[Stored records]
####################
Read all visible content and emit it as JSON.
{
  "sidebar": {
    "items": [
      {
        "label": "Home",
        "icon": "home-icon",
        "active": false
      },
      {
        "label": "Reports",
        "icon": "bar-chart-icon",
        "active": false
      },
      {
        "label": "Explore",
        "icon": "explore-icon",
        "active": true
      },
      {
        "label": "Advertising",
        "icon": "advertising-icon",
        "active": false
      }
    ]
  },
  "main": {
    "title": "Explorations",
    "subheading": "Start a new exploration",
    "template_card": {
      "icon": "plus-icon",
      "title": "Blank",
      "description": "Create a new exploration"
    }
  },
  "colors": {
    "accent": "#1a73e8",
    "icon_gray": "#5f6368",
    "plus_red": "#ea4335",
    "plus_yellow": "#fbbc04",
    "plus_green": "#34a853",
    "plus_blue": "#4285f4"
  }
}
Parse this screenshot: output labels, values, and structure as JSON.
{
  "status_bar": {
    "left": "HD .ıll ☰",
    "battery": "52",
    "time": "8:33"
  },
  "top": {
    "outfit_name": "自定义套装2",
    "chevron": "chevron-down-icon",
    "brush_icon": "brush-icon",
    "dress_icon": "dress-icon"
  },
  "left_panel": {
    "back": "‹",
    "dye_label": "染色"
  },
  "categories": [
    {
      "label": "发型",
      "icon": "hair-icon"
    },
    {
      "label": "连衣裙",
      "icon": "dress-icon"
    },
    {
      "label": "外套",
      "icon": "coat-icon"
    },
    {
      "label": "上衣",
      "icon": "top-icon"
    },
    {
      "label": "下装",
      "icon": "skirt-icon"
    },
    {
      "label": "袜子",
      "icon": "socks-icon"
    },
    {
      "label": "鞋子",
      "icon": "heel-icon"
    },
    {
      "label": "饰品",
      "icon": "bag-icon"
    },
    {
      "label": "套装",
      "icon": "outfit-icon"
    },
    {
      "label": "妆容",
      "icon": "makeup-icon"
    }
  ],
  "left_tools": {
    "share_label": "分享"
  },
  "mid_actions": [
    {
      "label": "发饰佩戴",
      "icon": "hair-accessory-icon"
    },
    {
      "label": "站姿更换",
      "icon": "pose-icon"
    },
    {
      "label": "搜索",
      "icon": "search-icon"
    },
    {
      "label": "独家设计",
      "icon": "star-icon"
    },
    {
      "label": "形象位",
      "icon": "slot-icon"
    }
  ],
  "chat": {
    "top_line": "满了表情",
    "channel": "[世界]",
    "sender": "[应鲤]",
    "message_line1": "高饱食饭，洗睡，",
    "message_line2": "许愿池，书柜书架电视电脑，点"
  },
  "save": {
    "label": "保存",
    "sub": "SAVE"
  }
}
####################
Goal => Copy out each line that contains the word "dress".

Response to the task =>
    "dress_icon": "dress-icon"
      "icon": "dress-icon"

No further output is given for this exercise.